> _What the task asks_
Search the material for the string "tout" and copy each line where it occurs.

> _Source data_
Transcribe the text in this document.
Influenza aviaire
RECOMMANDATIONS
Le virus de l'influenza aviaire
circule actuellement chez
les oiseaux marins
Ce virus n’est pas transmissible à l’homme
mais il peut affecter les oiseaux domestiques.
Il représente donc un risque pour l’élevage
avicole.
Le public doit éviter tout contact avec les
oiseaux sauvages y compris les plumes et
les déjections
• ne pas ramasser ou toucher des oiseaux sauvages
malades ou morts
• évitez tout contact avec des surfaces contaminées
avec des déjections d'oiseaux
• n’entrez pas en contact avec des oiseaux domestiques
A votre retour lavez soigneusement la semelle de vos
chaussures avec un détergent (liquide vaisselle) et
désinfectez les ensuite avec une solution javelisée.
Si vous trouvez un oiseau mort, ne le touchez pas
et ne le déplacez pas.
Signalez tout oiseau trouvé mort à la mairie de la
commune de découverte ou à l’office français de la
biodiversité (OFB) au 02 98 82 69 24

> _Your solution_
Le public doit éviter tout contact avec les
• évitez tout contact avec des surfaces contaminées
Signalez tout oiseau trouvé mort à la mairie de la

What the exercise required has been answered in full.